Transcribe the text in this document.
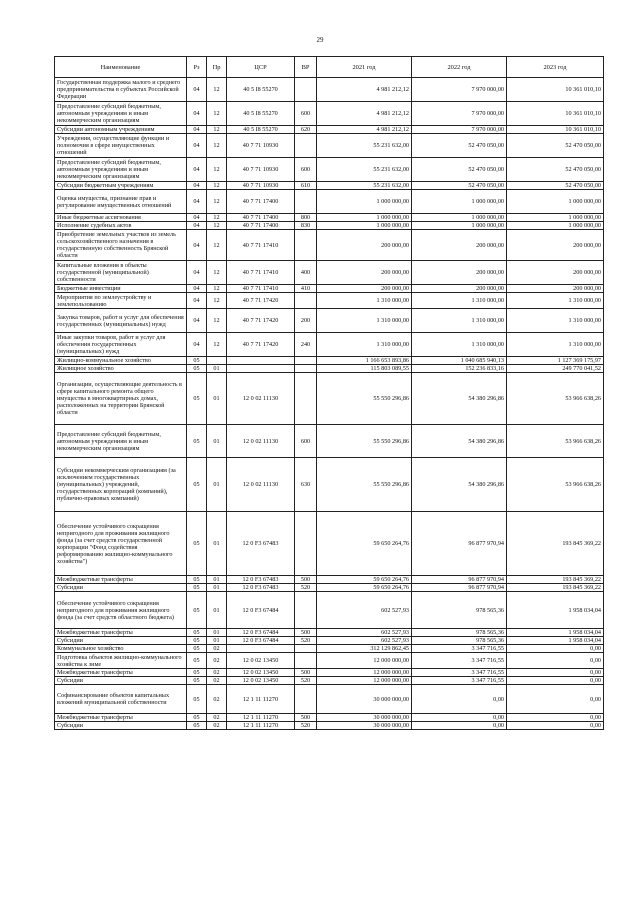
29
Наименование	Рз	Пр	ЦСР	ВР	2021 год	2022 год	2023 год
Государственная поддержка малого и среднего предпринимательства в субъектах Российской Федерации	04	12	40 5 I8 55270		4 981 212,12	7 970 000,00	10 361 010,10
Предоставление субсидий бюджетным, автономным учреждениям и иным некоммерческим организациям	04	12	40 5 I8 55270	600	4 981 212,12	7 970 000,00	10 361 010,10
Субсидии автономным учреждениям	04	12	40 5 I8 55270	620	4 981 212,12	7 970 000,00	10 361 010,10
Учреждения, осуществляющие функции и полномочия в сфере имущественных отношений	04	12	40 7 71 10930		55 231 632,00	52 470 050,00	52 470 050,00
Предоставление субсидий бюджетным, автономным учреждениям и иным некоммерческим организациям	04	12	40 7 71 10930	600	55 231 632,00	52 470 050,00	52 470 050,00
Субсидии бюджетным учреждениям	04	12	40 7 71 10930	610	55 231 632,00	52 470 050,00	52 470 050,00
Оценка имущества, признание прав и регулирование имущественных отношений	04	12	40 7 71 17400		1 000 000,00	1 000 000,00	1 000 000,00
Иные бюджетные ассигнования	04	12	40 7 71 17400	800	1 000 000,00	1 000 000,00	1 000 000,00
Исполнение судебных актов	04	12	40 7 71 17400	830	1 000 000,00	1 000 000,00	1 000 000,00
Приобретение земельных участков из земель сельскохозяйственного назначения в государственную собственность Брянской области	04	12	40 7 71 17410		200 000,00	200 000,00	200 000,00
Капитальные вложения в объекты государственной (муниципальной) собственности	04	12	40 7 71 17410	400	200 000,00	200 000,00	200 000,00
Бюджетные инвестиции	04	12	40 7 71 17410	410	200 000,00	200 000,00	200 000,00
Мероприятия по землеустройству и землепользованию	04	12	40 7 71 17420		1 310 000,00	1 310 000,00	1 310 000,00
Закупка товаров, работ и услуг для обеспечения государственных (муниципальных) нужд	04	12	40 7 71 17420	200	1 310 000,00	1 310 000,00	1 310 000,00
Иные закупки товаров, работ и услуг для обеспечения государственных (муниципальных) нужд	04	12	40 7 71 17420	240	1 310 000,00	1 310 000,00	1 310 000,00
Жилищно-коммунальное хозяйство	05				1 166 653 893,86	1 040 685 940,13	1 127 369 175,97
Жилищное хозяйство	05	01			115 803 089,55	152 236 833,16	249 770 041,52
Организации, осуществляющие деятельность в сфере капитального ремонта общего имущества в многоквартирных домах, расположенных на территории Брянской области	05	01	12 0 02 11130		55 550 296,86	54 380 296,86	53 966 638,26
Предоставление субсидий бюджетным, автономным учреждениям и иным некоммерческим организациям	05	01	12 0 02 11130	600	55 550 296,86	54 380 296,86	53 966 638,26
Субсидии некоммерческим организациям (за исключением государственных (муниципальных) учреждений, государственных корпораций (компаний), публично-правовых компаний)	05	01	12 0 02 11130	630	55 550 296,86	54 380 296,86	53 966 638,26
Обеспечение устойчивого сокращения непригодного для проживания жилищного фонда (за счет средств государственной корпорации "Фонд содействия реформированию жилищно-коммунального хозяйства")	05	01	12 0 F3 67483		59 650 264,76	96 877 970,94	193 845 369,22
Межбюджетные трансферты	05	01	12 0 F3 67483	500	59 650 264,76	96 877 970,94	193 845 369,22
Субсидии	05	01	12 0 F3 67483	520	59 650 264,76	96 877 970,94	193 845 369,22
Обеспечение устойчивого сокращения непригодного для проживания жилищного фонда (за счет средств областного бюджета)	05	01	12 0 F3 67484		602 527,93	978 565,36	1 958 034,04
Межбюджетные трансферты	05	01	12 0 F3 67484	500	602 527,93	978 565,36	1 958 034,04
Субсидии	05	01	12 0 F3 67484	520	602 527,93	978 565,36	1 958 034,04
Коммунальное хозяйство	05	02			312 129 862,45	3 347 716,55	0,00
Подготовка объектов жилищно-коммунального хозяйства к зиме	05	02	12 0 02 13450		12 000 000,00	3 347 716,55	0,00
Межбюджетные трансферты	05	02	12 0 02 13450	500	12 000 000,00	3 347 716,55	0,00
Субсидии	05	02	12 0 02 13450	520	12 000 000,00	3 347 716,55	0,00
Софинансирование объектов капитальных вложений муниципальной собственности	05	02	12 1 11 11270		30 000 000,00	0,00	0,00
Межбюджетные трансферты	05	02	12 1 11 11270	500	30 000 000,00	0,00	0,00
Субсидии	05	02	12 1 11 11270	520	30 000 000,00	0,00	0,00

++++++++++++++++++++

Given exercise:
Set the listing down in full and exactly. Pictures within it should not appear in the copy.

Solution for this task:
Transcribe the text in this document.
29
Наименование	Рз	Пр	ЦСР	ВР	2021 год	2022 год	2023 год
Государственная поддержка малого и среднего предпринимательства в субъектах Российской Федерации	04	12	40 5 I8 55270		4 981 212,12	7 970 000,00	10 361 010,10
Предоставление субсидий бюджетным, автономным учреждениям и иным некоммерческим организациям	04	12	40 5 I8 55270	600	4 981 212,12	7 970 000,00	10 361 010,10
Субсидии автономным учреждениям	04	12	40 5 I8 55270	620	4 981 212,12	7 970 000,00	10 361 010,10
Учреждения, осуществляющие функции и полномочия в сфере имущественных отношений	04	12	40 7 71 10930		55 231 632,00	52 470 050,00	52 470 050,00
Предоставление субсидий бюджетным, автономным учреждениям и иным некоммерческим организациям	04	12	40 7 71 10930	600	55 231 632,00	52 470 050,00	52 470 050,00
Субсидии бюджетным учреждениям	04	12	40 7 71 10930	610	55 231 632,00	52 470 050,00	52 470 050,00
Оценка имущества, признание прав и регулирование имущественных отношений	04	12	40 7 71 17400		1 000 000,00	1 000 000,00	1 000 000,00
Иные бюджетные ассигнования	04	12	40 7 71 17400	800	1 000 000,00	1 000 000,00	1 000 000,00
Исполнение судебных актов	04	12	40 7 71 17400	830	1 000 000,00	1 000 000,00	1 000 000,00
Приобретение земельных участков из земель сельскохозяйственного назначения в государственную собственность Брянской области	04	12	40 7 71 17410		200 000,00	200 000,00	200 000,00
Капитальные вложения в объекты государственной (муниципальной) собственности	04	12	40 7 71 17410	400	200 000,00	200 000,00	200 000,00
Бюджетные инвестиции	04	12	40 7 71 17410	410	200 000,00	200 000,00	200 000,00
Мероприятия по землеустройству и землепользованию	04	12	40 7 71 17420		1 310 000,00	1 310 000,00	1 310 000,00
Закупка товаров, работ и услуг для обеспечения государственных (муниципальных) нужд	04	12	40 7 71 17420	200	1 310 000,00	1 310 000,00	1 310 000,00
Иные закупки товаров, работ и услуг для обеспечения государственных (муниципальных) нужд	04	12	40 7 71 17420	240	1 310 000,00	1 310 000,00	1 310 000,00
Жилищно-коммунальное хозяйство	05				1 166 653 893,86	1 040 685 940,13	1 127 369 175,97
Жилищное хозяйство	05	01			115 803 089,55	152 236 833,16	249 770 041,52
Организации, осуществляющие деятельность в сфере капитального ремонта общего имущества в многоквартирных домах, расположенных на территории Брянской области	05	01	12 0 02 11130		55 550 296,86	54 380 296,86	53 966 638,26
Предоставление субсидий бюджетным, автономным учреждениям и иным некоммерческим организациям	05	01	12 0 02 11130	600	55 550 296,86	54 380 296,86	53 966 638,26
Субсидии некоммерческим организациям (за исключением государственных (муниципальных) учреждений, государственных корпораций (компаний), публично-правовых компаний)	05	01	12 0 02 11130	630	55 550 296,86	54 380 296,86	53 966 638,26
Обеспечение устойчивого сокращения непригодного для проживания жилищного фонда (за счет средств государственной корпорации "Фонд содействия реформированию жилищно-коммунального хозяйства")	05	01	12 0 F3 67483		59 650 264,76	96 877 970,94	193 845 369,22
Межбюджетные трансферты	05	01	12 0 F3 67483	500	59 650 264,76	96 877 970,94	193 845 369,22
Субсидии	05	01	12 0 F3 67483	520	59 650 264,76	96 877 970,94	193 845 369,22
Обеспечение устойчивого сокращения непригодного для проживания жилищного фонда (за счет средств областного бюджета)	05	01	12 0 F3 67484		602 527,93	978 565,36	1 958 034,04
Межбюджетные трансферты	05	01	12 0 F3 67484	500	602 527,93	978 565,36	1 958 034,04
Субсидии	05	01	12 0 F3 67484	520	602 527,93	978 565,36	1 958 034,04
Коммунальное хозяйство	05	02			312 129 862,45	3 347 716,55	0,00
Подготовка объектов жилищно-коммунального хозяйства к зиме	05	02	12 0 02 13450		12 000 000,00	3 347 716,55	0,00
Межбюджетные трансферты	05	02	12 0 02 13450	500	12 000 000,00	3 347 716,55	0,00
Субсидии	05	02	12 0 02 13450	520	12 000 000,00	3 347 716,55	0,00
Софинансирование объектов капитальных вложений муниципальной собственности	05	02	12 1 11 11270		30 000 000,00	0,00	0,00
Межбюджетные трансферты	05	02	12 1 11 11270	500	30 000 000,00	0,00	0,00
Субсидии	05	02	12 1 11 11270	520	30 000 000,00	0,00	0,00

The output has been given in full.